◆ EXERCISE INPUT ◆
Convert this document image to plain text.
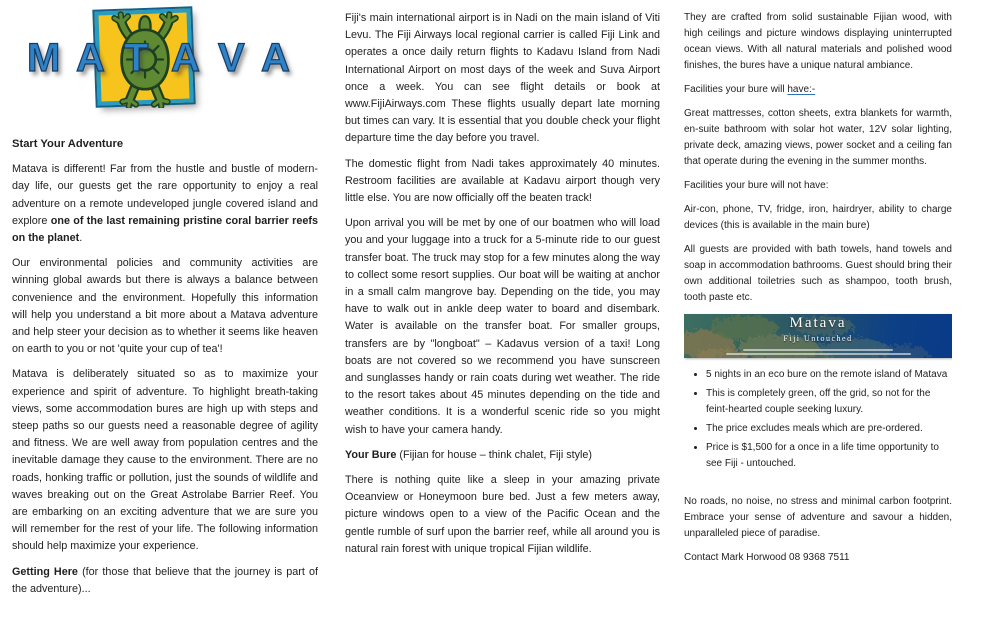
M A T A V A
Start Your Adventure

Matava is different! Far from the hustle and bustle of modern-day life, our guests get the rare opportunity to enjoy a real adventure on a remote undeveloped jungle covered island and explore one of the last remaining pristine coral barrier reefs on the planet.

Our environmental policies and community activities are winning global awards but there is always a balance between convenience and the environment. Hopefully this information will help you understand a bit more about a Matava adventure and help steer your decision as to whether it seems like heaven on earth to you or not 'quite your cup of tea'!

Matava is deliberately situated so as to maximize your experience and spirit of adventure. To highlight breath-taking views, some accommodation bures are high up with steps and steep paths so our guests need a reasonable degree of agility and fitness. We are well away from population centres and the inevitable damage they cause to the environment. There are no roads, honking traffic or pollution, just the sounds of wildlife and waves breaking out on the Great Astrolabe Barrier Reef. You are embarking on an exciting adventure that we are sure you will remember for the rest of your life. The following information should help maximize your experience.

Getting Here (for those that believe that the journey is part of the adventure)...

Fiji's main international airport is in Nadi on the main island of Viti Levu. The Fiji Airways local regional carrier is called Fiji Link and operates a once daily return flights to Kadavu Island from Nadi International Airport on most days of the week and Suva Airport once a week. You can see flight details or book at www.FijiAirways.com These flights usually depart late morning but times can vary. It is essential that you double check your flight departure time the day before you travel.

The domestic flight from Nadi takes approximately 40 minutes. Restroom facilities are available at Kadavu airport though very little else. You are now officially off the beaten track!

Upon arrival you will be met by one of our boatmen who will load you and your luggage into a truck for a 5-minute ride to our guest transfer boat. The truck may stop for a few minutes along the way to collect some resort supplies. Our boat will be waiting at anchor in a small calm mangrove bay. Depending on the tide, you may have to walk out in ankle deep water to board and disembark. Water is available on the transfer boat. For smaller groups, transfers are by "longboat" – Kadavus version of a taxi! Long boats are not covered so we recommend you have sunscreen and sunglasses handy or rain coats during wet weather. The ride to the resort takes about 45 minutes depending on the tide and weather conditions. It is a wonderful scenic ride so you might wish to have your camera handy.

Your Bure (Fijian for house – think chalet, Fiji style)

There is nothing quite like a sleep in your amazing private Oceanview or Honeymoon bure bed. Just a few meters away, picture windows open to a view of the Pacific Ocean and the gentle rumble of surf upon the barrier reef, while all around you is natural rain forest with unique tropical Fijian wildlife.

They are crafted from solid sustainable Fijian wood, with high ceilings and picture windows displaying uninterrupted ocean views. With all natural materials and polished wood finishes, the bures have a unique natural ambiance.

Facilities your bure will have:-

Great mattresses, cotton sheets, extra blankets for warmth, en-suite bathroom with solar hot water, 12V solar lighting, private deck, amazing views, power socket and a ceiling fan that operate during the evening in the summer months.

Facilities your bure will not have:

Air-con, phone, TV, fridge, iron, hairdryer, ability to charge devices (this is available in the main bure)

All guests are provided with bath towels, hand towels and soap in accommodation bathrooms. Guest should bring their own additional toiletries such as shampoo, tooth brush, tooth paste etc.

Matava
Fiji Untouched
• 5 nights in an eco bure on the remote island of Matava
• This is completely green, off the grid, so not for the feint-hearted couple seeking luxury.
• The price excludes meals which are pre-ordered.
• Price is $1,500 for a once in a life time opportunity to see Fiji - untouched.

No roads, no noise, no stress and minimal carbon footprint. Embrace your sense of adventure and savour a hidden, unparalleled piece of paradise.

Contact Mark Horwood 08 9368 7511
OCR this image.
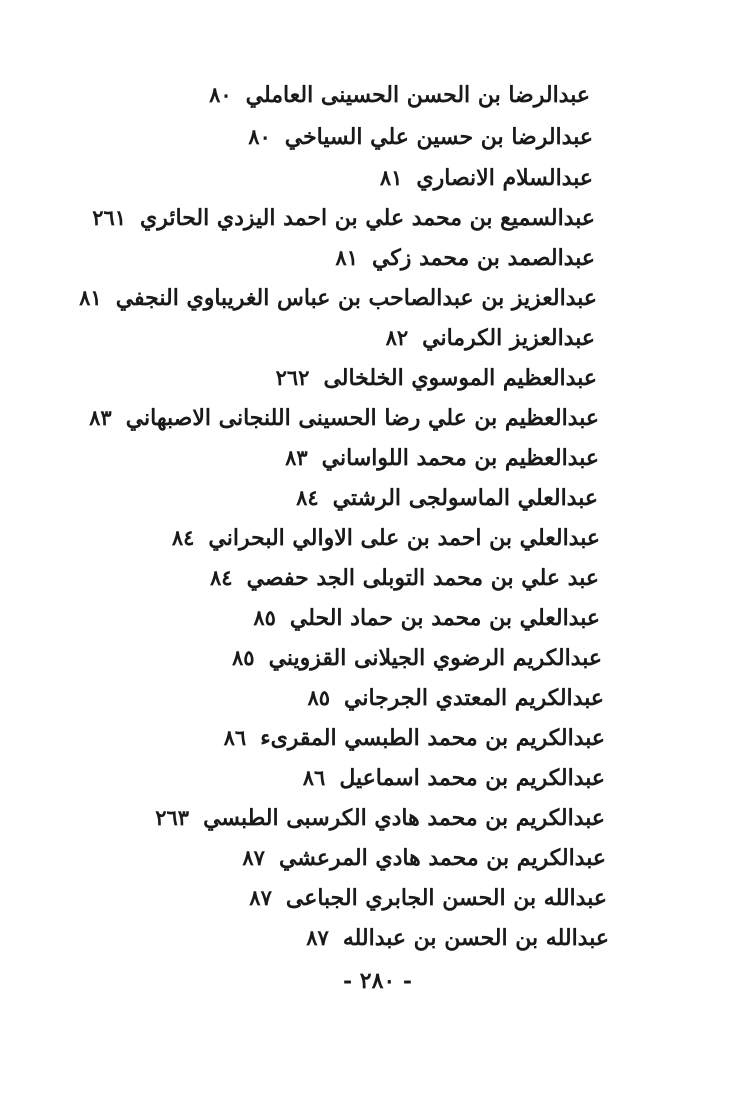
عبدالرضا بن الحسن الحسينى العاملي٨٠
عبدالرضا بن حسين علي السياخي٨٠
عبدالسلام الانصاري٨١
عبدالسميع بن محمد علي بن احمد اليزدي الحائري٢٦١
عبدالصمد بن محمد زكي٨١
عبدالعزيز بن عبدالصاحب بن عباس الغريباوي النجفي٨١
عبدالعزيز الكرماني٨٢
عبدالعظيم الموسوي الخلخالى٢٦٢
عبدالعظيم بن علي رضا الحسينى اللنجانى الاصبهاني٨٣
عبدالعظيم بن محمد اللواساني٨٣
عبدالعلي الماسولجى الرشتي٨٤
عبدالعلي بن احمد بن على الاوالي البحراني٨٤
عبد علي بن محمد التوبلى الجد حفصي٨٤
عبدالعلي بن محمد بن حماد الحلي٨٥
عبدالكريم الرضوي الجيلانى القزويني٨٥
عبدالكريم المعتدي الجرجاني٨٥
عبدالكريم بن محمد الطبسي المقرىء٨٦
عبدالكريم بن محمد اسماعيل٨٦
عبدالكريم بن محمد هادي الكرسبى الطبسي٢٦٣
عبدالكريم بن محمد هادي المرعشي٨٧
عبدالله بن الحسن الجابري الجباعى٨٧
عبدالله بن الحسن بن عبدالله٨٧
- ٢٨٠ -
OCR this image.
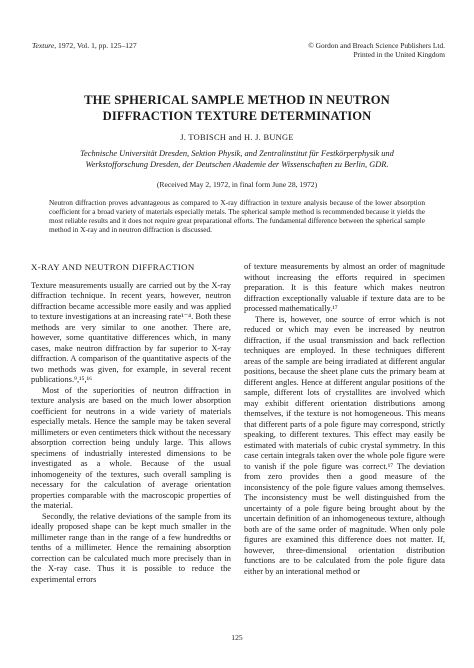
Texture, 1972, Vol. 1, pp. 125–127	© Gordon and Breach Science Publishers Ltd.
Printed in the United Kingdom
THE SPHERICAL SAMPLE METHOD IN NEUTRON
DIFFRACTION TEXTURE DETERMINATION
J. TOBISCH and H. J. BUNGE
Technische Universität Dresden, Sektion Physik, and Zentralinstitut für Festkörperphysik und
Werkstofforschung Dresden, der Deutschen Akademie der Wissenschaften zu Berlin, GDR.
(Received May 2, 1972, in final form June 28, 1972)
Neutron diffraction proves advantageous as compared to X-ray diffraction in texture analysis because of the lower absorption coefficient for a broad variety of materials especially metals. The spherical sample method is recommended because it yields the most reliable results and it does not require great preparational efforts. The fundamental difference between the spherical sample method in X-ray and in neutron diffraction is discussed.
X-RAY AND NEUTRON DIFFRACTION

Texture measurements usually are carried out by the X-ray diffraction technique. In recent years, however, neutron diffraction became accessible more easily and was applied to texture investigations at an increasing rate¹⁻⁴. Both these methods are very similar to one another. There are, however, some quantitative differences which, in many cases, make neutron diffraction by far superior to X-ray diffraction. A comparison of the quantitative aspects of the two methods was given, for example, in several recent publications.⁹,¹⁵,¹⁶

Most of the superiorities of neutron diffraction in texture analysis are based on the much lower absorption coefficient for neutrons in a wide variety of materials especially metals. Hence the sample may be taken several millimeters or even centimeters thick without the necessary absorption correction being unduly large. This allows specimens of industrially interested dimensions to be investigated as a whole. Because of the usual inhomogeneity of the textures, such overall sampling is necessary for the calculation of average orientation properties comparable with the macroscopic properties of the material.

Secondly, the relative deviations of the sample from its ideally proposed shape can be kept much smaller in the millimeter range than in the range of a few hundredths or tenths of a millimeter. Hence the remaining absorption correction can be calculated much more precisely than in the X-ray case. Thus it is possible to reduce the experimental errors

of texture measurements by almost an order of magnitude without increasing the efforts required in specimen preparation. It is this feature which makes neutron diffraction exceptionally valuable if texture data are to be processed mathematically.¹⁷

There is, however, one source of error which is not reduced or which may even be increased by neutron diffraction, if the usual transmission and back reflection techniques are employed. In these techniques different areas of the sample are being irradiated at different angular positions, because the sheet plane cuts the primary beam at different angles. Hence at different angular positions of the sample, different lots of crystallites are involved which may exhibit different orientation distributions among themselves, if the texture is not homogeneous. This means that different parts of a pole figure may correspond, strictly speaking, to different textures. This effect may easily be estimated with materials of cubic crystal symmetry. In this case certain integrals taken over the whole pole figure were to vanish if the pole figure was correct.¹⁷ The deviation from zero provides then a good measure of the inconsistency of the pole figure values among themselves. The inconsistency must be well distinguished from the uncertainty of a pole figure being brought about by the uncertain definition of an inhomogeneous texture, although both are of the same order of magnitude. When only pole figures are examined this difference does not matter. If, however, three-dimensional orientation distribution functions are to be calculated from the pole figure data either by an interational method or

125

* * *

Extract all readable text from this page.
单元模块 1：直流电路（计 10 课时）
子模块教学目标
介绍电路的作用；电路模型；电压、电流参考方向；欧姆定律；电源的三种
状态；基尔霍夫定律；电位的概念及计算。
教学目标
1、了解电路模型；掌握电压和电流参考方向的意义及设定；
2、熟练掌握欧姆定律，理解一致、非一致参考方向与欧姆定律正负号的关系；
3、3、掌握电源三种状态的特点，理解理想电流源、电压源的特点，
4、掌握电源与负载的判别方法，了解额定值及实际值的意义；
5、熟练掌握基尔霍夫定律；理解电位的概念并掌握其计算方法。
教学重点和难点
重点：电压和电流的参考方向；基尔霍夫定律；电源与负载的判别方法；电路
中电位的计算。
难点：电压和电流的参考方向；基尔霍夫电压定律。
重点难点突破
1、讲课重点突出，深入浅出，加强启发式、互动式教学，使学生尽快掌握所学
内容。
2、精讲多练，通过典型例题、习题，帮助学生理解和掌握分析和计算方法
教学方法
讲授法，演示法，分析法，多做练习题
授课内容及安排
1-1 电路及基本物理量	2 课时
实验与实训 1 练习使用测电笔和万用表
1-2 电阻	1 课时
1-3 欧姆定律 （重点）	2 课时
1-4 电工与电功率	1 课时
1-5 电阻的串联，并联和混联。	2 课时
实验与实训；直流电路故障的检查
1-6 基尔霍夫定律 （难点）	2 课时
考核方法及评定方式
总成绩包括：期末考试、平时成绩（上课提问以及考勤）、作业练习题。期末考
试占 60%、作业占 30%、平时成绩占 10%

◆ WORK REQUIRED ◆
Your task is to gather every line with the word "Dresden" and copy it.

◆ CORRECT RESPONSE ◆
Technische Universität Dresden, Sektion Physik, and Zentralinstitut für Festkörperphysik und
Werkstofforschung Dresden, der Deutschen Akademie der Wissenschaften zu Berlin, GDR.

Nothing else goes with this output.